→ Work required
Pictures do not belong in the copy; transcribe everything else in the records exactly.

Dataset records on visual material
━━━━━━━━━━━━━━━━

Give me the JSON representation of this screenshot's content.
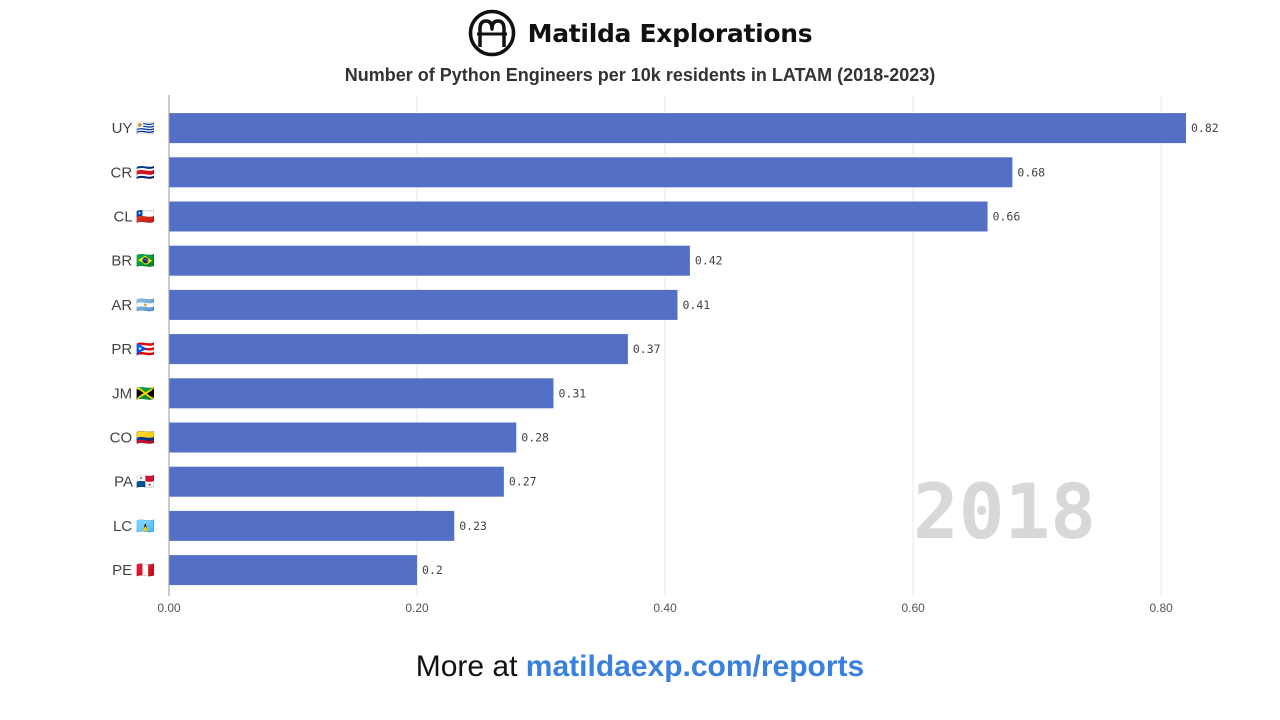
{
  "brand": {
    "name": "Matilda Explorations"
  },
  "chart_data": {
    "type": "bar",
    "orientation": "horizontal",
    "title": "Number of Python Engineers per 10k residents in LATAM (2018-2023)",
    "categories": [
      "UY 🇺🇾",
      "CR 🇨🇷",
      "CL 🇨🇱",
      "BR 🇧🇷",
      "AR 🇦🇷",
      "PR 🇵🇷",
      "JM 🇯🇲",
      "CO 🇨🇴",
      "PA 🇵🇦",
      "LC 🇱🇨",
      "PE 🇵🇪"
    ],
    "codes": [
      "UY",
      "CR",
      "CL",
      "BR",
      "AR",
      "PR",
      "JM",
      "CO",
      "PA",
      "LC",
      "PE"
    ],
    "values": [
      0.82,
      0.68,
      0.66,
      0.42,
      0.41,
      0.37,
      0.31,
      0.28,
      0.27,
      0.23,
      0.2
    ],
    "value_labels": [
      "0.82",
      "0.68",
      "0.66",
      "0.42",
      "0.41",
      "0.37",
      "0.31",
      "0.28",
      "0.27",
      "0.23",
      "0.2"
    ],
    "xlim": [
      0,
      0.82
    ],
    "xticks": [
      "0.00",
      "0.20",
      "0.40",
      "0.60",
      "0.80"
    ],
    "xtick_values": [
      0,
      0.2,
      0.4,
      0.6,
      0.8
    ],
    "bar_color": "#5470c6",
    "grid": true,
    "year": "2018"
  },
  "footer": {
    "prefix": "More at ",
    "link": "matildaexp.com/reports"
  }
}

━━━━━━━━━━━━━━━━

→ Output of the task
Give me the JSON representation of this screenshot's content.
{
  "brand": {
    "name": "Matilda Explorations"
  },
  "chart_data": {
    "type": "bar",
    "orientation": "horizontal",
    "title": "Number of Python Engineers per 10k residents in LATAM (2018-2023)",
    "categories": [
      "UY 🇺🇾",
      "CR 🇨🇷",
      "CL 🇨🇱",
      "BR 🇧🇷",
      "AR 🇦🇷",
      "PR 🇵🇷",
      "JM 🇯🇲",
      "CO 🇨🇴",
      "PA 🇵🇦",
      "LC 🇱🇨",
      "PE 🇵🇪"
    ],
    "codes": [
      "UY",
      "CR",
      "CL",
      "BR",
      "AR",
      "PR",
      "JM",
      "CO",
      "PA",
      "LC",
      "PE"
    ],
    "values": [
      0.82,
      0.68,
      0.66,
      0.42,
      0.41,
      0.37,
      0.31,
      0.28,
      0.27,
      0.23,
      0.2
    ],
    "value_labels": [
      "0.82",
      "0.68",
      "0.66",
      "0.42",
      "0.41",
      "0.37",
      "0.31",
      "0.28",
      "0.27",
      "0.23",
      "0.2"
    ],
    "xlim": [
      0,
      0.82
    ],
    "xticks": [
      "0.00",
      "0.20",
      "0.40",
      "0.60",
      "0.80"
    ],
    "xtick_values": [
      0,
      0.2,
      0.4,
      0.6,
      0.8
    ],
    "bar_color": "#5470c6",
    "grid": true,
    "year": "2018"
  },
  "footer": {
    "prefix": "More at ",
    "link": "matildaexp.com/reports"
  }
}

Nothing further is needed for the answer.